■ **WHAT IS ASKED**
Check each line of the listing below for the string "العيدين", and copy the ones that have it.

>> begin DATASET ENTRIES

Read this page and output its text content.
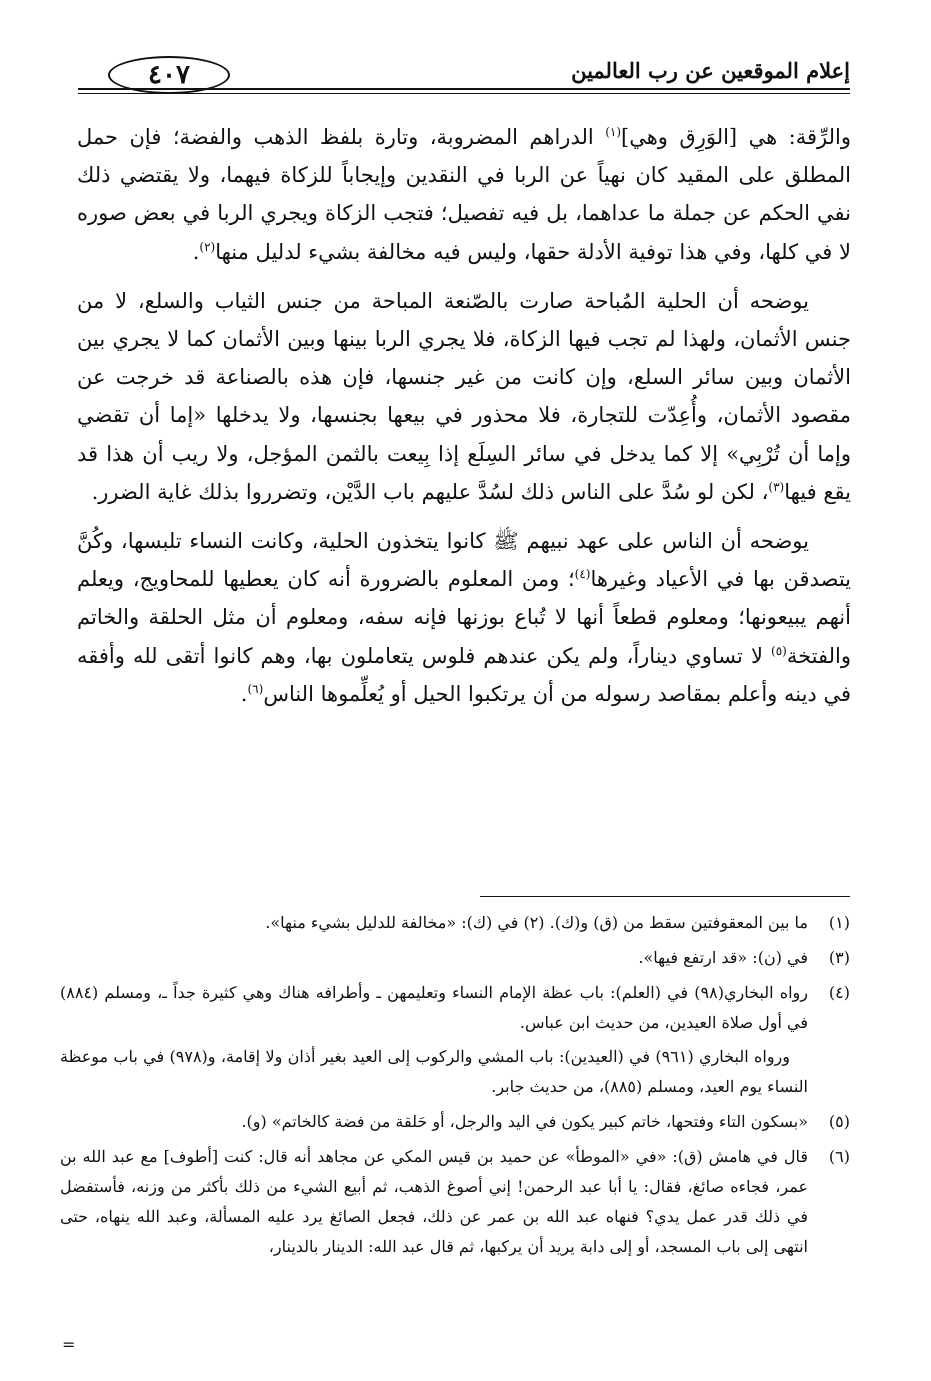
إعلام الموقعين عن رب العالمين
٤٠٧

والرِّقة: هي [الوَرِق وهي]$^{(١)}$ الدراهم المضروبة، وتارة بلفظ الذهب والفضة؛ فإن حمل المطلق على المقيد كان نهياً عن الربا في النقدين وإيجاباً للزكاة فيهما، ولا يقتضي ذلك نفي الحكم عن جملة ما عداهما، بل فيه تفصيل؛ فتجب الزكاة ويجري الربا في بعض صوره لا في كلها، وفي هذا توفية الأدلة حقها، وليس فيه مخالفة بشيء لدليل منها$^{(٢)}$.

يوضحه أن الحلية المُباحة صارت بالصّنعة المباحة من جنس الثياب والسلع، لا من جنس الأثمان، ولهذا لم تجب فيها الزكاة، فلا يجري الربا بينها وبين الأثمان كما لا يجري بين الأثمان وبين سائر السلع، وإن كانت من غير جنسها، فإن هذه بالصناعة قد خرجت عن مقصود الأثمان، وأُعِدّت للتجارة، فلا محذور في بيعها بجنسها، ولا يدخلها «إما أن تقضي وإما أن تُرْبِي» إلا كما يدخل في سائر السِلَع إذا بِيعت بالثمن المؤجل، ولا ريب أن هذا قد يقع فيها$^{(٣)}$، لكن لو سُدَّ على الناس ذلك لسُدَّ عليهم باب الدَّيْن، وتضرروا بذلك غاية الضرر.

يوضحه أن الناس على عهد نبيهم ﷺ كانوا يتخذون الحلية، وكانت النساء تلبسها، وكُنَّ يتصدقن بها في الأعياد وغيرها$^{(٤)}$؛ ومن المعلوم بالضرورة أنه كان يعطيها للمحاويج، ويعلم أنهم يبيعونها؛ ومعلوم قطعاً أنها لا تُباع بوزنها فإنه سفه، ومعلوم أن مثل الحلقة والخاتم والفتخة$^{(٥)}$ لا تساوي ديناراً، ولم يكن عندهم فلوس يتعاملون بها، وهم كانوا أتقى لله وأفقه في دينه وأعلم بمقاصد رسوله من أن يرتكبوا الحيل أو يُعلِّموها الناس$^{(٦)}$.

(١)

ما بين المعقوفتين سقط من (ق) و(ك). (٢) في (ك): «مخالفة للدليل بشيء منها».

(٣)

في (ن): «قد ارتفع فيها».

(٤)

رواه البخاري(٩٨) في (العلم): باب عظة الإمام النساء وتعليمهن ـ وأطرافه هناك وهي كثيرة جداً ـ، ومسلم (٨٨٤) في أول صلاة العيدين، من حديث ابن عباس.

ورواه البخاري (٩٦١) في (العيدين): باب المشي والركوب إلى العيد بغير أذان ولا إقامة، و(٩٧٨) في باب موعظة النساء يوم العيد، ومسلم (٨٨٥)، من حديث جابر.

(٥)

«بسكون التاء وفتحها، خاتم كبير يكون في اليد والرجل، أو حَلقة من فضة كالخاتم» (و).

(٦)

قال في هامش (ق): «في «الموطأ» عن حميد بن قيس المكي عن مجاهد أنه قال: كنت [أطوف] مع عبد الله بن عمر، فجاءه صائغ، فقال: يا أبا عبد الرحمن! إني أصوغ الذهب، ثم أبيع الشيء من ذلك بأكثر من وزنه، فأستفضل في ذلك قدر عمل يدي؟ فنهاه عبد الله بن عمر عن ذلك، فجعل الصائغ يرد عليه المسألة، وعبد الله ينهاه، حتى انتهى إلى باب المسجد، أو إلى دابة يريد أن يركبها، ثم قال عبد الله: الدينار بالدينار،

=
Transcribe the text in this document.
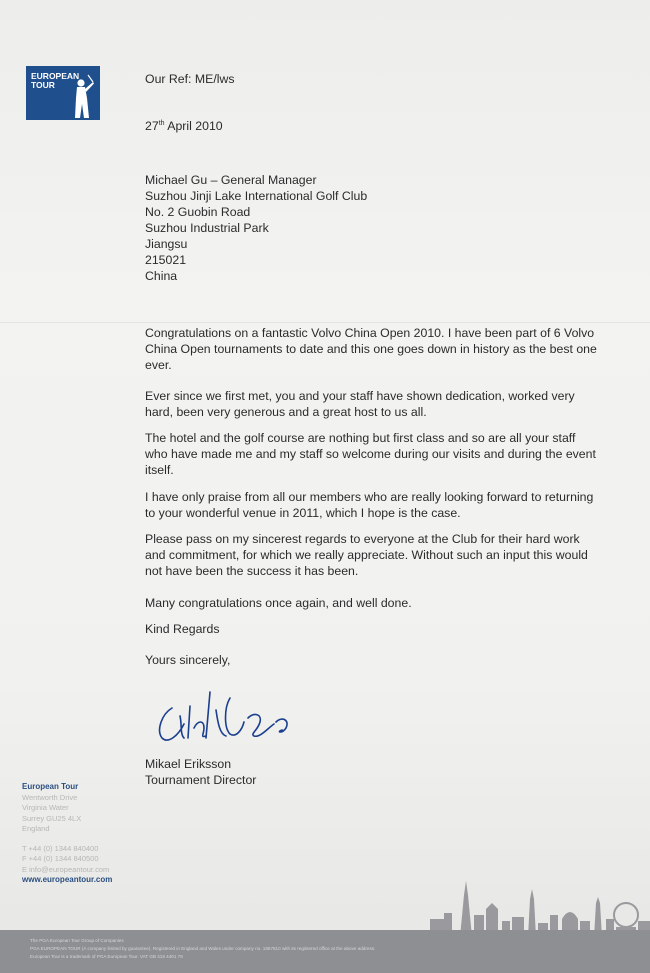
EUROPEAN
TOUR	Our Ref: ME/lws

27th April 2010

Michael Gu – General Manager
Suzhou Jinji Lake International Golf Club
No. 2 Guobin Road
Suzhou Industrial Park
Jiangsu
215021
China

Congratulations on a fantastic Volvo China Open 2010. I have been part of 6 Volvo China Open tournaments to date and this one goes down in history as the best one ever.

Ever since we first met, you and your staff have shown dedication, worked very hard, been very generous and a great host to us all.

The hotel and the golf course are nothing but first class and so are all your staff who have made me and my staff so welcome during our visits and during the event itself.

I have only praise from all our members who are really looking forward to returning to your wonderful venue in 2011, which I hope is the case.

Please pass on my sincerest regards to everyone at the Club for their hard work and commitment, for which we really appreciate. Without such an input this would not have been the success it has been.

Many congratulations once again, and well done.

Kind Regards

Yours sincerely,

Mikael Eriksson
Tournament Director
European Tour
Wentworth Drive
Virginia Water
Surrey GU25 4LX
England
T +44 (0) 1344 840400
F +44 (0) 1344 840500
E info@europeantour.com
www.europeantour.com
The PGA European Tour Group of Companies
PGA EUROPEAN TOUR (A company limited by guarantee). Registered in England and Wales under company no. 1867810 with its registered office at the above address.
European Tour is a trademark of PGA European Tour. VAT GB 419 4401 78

>> end DATASET ENTRIES

■ **EXERCISE SOLUTION**
رواه البخاري(٩٨) في (العلم): باب عظة الإمام النساء وتعليمهن ـ وأطرافه هناك وهي كثيرة جداً ـ، ومسلم (٨٨٤) في أول صلاة العيدين، من حديث ابن عباس.
ورواه البخاري (٩٦١) في (العيدين): باب المشي والركوب إلى العيد بغير أذان ولا إقامة، و(٩٧٨) في باب موعظة النساء يوم العيد، ومسلم (٨٨٥)، من حديث جابر.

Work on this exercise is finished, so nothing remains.